Goal of the exercise:
Each record below is to be reproduced without any change.

Input material:
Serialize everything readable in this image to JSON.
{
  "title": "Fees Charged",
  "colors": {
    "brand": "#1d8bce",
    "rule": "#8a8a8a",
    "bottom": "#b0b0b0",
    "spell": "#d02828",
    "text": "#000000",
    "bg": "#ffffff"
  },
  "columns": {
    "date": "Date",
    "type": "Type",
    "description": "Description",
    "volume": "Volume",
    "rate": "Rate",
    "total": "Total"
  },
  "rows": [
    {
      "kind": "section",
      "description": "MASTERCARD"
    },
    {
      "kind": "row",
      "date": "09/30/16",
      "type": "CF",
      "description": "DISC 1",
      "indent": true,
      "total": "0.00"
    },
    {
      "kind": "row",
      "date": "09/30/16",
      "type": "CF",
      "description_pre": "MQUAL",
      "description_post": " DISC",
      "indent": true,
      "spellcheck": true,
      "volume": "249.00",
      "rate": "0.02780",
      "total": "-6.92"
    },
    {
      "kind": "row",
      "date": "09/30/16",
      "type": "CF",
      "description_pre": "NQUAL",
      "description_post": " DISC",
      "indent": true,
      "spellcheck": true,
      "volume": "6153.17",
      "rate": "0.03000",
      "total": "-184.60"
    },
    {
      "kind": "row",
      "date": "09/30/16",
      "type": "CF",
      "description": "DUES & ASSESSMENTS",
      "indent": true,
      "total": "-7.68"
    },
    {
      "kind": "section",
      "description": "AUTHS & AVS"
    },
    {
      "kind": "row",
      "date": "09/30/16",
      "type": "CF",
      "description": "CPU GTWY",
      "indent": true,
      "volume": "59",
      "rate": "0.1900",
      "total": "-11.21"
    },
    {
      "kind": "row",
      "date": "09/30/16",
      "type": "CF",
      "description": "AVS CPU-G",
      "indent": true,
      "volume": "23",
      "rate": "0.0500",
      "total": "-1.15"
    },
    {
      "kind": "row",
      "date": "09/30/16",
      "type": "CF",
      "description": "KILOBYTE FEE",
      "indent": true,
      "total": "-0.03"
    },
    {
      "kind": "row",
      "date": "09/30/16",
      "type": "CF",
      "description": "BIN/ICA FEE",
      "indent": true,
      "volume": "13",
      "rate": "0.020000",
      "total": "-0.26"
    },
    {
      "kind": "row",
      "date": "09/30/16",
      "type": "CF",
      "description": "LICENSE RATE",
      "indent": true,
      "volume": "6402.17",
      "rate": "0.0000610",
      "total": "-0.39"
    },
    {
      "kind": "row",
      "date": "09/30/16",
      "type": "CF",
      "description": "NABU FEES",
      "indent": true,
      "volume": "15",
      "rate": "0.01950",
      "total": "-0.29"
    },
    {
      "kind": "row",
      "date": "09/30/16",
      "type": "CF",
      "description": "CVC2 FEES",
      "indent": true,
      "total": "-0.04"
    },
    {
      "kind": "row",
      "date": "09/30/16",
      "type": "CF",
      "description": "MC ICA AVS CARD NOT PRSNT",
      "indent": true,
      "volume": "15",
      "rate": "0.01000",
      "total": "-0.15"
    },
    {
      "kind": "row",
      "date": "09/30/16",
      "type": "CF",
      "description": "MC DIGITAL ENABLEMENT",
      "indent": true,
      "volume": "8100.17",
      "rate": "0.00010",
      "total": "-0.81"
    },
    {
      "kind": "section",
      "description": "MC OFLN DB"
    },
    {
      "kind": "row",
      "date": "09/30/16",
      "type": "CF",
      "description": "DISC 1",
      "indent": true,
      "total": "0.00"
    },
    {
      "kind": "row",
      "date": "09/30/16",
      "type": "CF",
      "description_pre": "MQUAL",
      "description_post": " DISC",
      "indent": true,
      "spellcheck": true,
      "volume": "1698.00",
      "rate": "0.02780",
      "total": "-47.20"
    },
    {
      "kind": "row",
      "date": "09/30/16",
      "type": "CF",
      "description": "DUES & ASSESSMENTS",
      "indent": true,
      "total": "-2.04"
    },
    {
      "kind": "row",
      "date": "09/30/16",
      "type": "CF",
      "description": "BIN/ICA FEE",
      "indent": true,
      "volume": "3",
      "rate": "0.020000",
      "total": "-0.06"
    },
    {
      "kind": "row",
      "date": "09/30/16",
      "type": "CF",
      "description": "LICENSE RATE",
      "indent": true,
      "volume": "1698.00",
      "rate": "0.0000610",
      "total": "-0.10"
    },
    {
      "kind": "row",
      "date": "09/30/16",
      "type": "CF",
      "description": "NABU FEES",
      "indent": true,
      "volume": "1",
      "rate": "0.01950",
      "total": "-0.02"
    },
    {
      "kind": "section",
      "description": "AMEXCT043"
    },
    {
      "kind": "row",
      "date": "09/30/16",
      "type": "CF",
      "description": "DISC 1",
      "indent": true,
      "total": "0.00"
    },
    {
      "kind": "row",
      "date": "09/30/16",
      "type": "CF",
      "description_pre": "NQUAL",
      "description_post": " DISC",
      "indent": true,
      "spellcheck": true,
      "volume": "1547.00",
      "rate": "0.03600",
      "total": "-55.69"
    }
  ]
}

Output of the exercise:
Serialize everything readable in this image to JSON.
{
  "title": "Fees Charged",
  "colors": {
    "brand": "#1d8bce",
    "rule": "#8a8a8a",
    "bottom": "#b0b0b0",
    "spell": "#d02828",
    "text": "#000000",
    "bg": "#ffffff"
  },
  "columns": {
    "date": "Date",
    "type": "Type",
    "description": "Description",
    "volume": "Volume",
    "rate": "Rate",
    "total": "Total"
  },
  "rows": [
    {
      "kind": "section",
      "description": "MASTERCARD"
    },
    {
      "kind": "row",
      "date": "09/30/16",
      "type": "CF",
      "description": "DISC 1",
      "indent": true,
      "total": "0.00"
    },
    {
      "kind": "row",
      "date": "09/30/16",
      "type": "CF",
      "description_pre": "MQUAL",
      "description_post": " DISC",
      "indent": true,
      "spellcheck": true,
      "volume": "249.00",
      "rate": "0.02780",
      "total": "-6.92"
    },
    {
      "kind": "row",
      "date": "09/30/16",
      "type": "CF",
      "description_pre": "NQUAL",
      "description_post": " DISC",
      "indent": true,
      "spellcheck": true,
      "volume": "6153.17",
      "rate": "0.03000",
      "total": "-184.60"
    },
    {
      "kind": "row",
      "date": "09/30/16",
      "type": "CF",
      "description": "DUES & ASSESSMENTS",
      "indent": true,
      "total": "-7.68"
    },
    {
      "kind": "section",
      "description": "AUTHS & AVS"
    },
    {
      "kind": "row",
      "date": "09/30/16",
      "type": "CF",
      "description": "CPU GTWY",
      "indent": true,
      "volume": "59",
      "rate": "0.1900",
      "total": "-11.21"
    },
    {
      "kind": "row",
      "date": "09/30/16",
      "type": "CF",
      "description": "AVS CPU-G",
      "indent": true,
      "volume": "23",
      "rate": "0.0500",
      "total": "-1.15"
    },
    {
      "kind": "row",
      "date": "09/30/16",
      "type": "CF",
      "description": "KILOBYTE FEE",
      "indent": true,
      "total": "-0.03"
    },
    {
      "kind": "row",
      "date": "09/30/16",
      "type": "CF",
      "description": "BIN/ICA FEE",
      "indent": true,
      "volume": "13",
      "rate": "0.020000",
      "total": "-0.26"
    },
    {
      "kind": "row",
      "date": "09/30/16",
      "type": "CF",
      "description": "LICENSE RATE",
      "indent": true,
      "volume": "6402.17",
      "rate": "0.0000610",
      "total": "-0.39"
    },
    {
      "kind": "row",
      "date": "09/30/16",
      "type": "CF",
      "description": "NABU FEES",
      "indent": true,
      "volume": "15",
      "rate": "0.01950",
      "total": "-0.29"
    },
    {
      "kind": "row",
      "date": "09/30/16",
      "type": "CF",
      "description": "CVC2 FEES",
      "indent": true,
      "total": "-0.04"
    },
    {
      "kind": "row",
      "date": "09/30/16",
      "type": "CF",
      "description": "MC ICA AVS CARD NOT PRSNT",
      "indent": true,
      "volume": "15",
      "rate": "0.01000",
      "total": "-0.15"
    },
    {
      "kind": "row",
      "date": "09/30/16",
      "type": "CF",
      "description": "MC DIGITAL ENABLEMENT",
      "indent": true,
      "volume": "8100.17",
      "rate": "0.00010",
      "total": "-0.81"
    },
    {
      "kind": "section",
      "description": "MC OFLN DB"
    },
    {
      "kind": "row",
      "date": "09/30/16",
      "type": "CF",
      "description": "DISC 1",
      "indent": true,
      "total": "0.00"
    },
    {
      "kind": "row",
      "date": "09/30/16",
      "type": "CF",
      "description_pre": "MQUAL",
      "description_post": " DISC",
      "indent": true,
      "spellcheck": true,
      "volume": "1698.00",
      "rate": "0.02780",
      "total": "-47.20"
    },
    {
      "kind": "row",
      "date": "09/30/16",
      "type": "CF",
      "description": "DUES & ASSESSMENTS",
      "indent": true,
      "total": "-2.04"
    },
    {
      "kind": "row",
      "date": "09/30/16",
      "type": "CF",
      "description": "BIN/ICA FEE",
      "indent": true,
      "volume": "3",
      "rate": "0.020000",
      "total": "-0.06"
    },
    {
      "kind": "row",
      "date": "09/30/16",
      "type": "CF",
      "description": "LICENSE RATE",
      "indent": true,
      "volume": "1698.00",
      "rate": "0.0000610",
      "total": "-0.10"
    },
    {
      "kind": "row",
      "date": "09/30/16",
      "type": "CF",
      "description": "NABU FEES",
      "indent": true,
      "volume": "1",
      "rate": "0.01950",
      "total": "-0.02"
    },
    {
      "kind": "section",
      "description": "AMEXCT043"
    },
    {
      "kind": "row",
      "date": "09/30/16",
      "type": "CF",
      "description": "DISC 1",
      "indent": true,
      "total": "0.00"
    },
    {
      "kind": "row",
      "date": "09/30/16",
      "type": "CF",
      "description_pre": "NQUAL",
      "description_post": " DISC",
      "indent": true,
      "spellcheck": true,
      "volume": "1547.00",
      "rate": "0.03600",
      "total": "-55.69"
    }
  ]
}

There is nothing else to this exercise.